WHAT THE TASK REQUIRES: Take from the listing each line that has the string "JSON".
════════════════
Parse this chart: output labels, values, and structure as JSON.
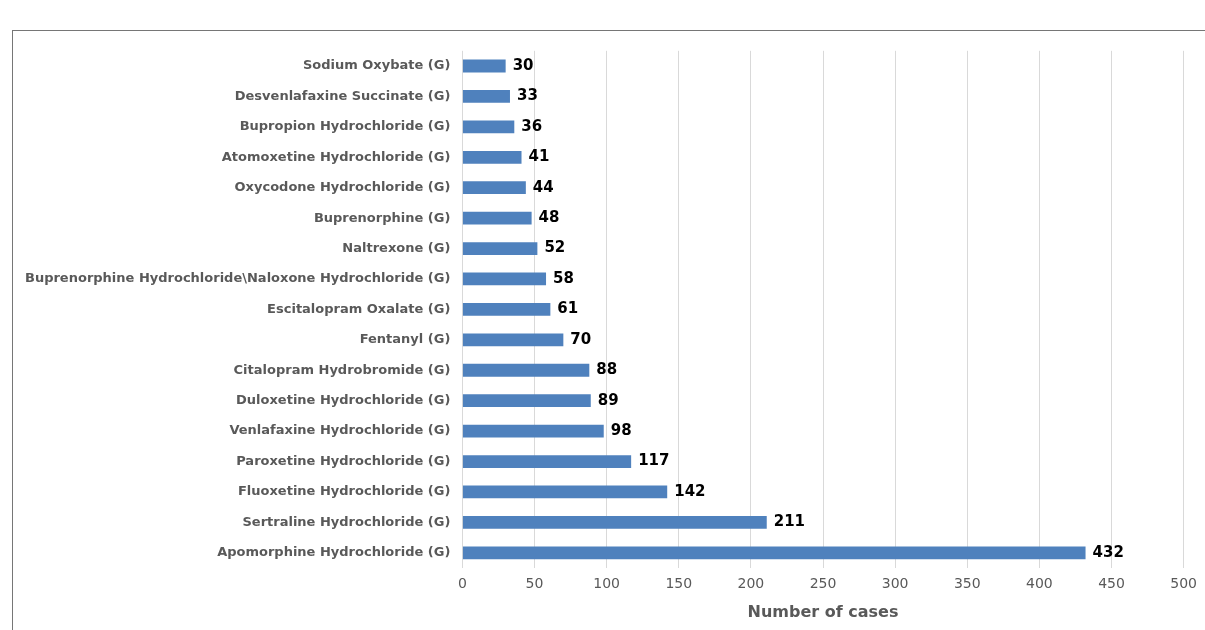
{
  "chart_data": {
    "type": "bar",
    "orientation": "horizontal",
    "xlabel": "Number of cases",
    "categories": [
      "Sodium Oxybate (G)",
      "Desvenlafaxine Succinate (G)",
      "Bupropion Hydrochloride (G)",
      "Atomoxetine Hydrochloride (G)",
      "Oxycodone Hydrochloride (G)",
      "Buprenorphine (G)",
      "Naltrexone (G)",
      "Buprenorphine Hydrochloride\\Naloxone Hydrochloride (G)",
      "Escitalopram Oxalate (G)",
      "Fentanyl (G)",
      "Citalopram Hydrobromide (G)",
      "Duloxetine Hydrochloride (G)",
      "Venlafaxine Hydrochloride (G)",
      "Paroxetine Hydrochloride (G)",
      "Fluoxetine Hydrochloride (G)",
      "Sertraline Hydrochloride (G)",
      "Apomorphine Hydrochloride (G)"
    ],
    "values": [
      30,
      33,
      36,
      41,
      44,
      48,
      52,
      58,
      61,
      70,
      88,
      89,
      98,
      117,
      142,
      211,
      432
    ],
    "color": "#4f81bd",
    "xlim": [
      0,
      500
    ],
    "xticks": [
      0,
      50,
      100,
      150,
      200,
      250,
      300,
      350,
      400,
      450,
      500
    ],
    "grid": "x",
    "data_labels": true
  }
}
════════════════
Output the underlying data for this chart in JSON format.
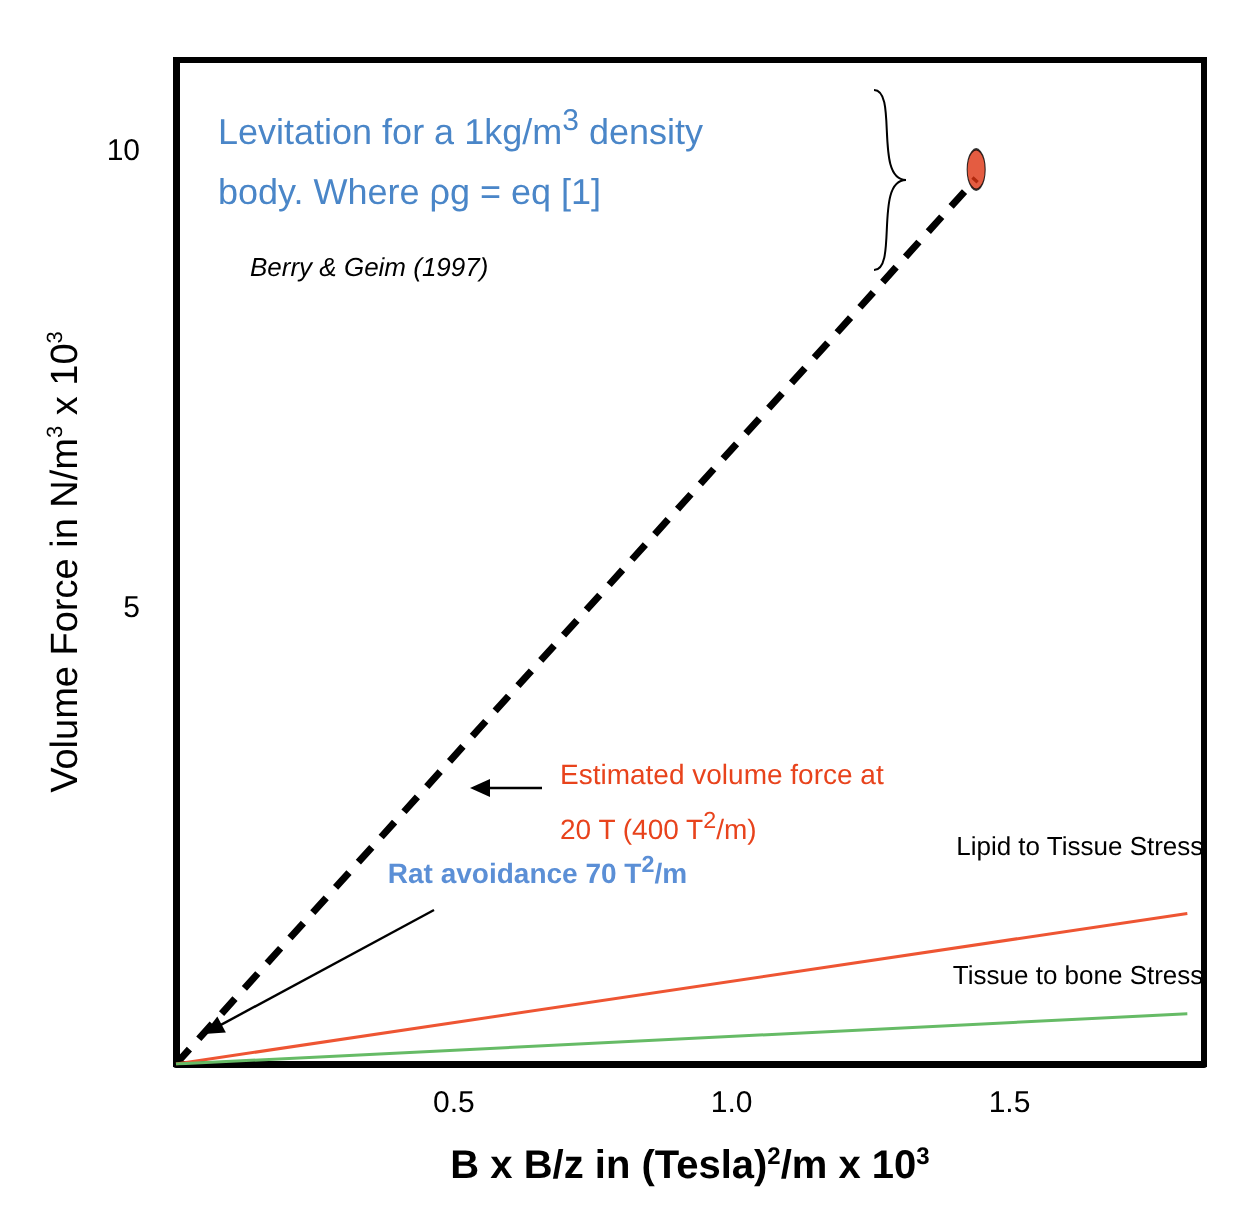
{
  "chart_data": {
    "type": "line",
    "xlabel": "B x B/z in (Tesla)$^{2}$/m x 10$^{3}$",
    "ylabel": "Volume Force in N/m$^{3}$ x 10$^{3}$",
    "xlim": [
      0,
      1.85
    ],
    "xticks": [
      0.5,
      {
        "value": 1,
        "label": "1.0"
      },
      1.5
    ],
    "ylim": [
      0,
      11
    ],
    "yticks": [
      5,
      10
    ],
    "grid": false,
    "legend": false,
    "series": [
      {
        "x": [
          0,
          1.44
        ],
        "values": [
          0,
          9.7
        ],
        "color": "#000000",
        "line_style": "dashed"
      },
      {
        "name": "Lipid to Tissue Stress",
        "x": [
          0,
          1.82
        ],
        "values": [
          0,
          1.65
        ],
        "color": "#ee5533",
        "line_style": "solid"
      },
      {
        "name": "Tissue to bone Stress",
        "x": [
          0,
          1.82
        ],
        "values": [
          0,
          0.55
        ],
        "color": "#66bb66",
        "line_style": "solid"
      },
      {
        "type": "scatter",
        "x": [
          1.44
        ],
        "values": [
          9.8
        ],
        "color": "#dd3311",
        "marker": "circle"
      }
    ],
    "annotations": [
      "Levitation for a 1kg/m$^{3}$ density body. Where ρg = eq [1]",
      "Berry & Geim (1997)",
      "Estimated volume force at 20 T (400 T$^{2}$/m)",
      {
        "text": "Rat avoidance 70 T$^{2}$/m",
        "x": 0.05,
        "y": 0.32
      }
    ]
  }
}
════════════════
TASK RESPONSE:
Parse this chart: output labels, values, and structure as JSON.
Output the underlying data for this chart in JSON format.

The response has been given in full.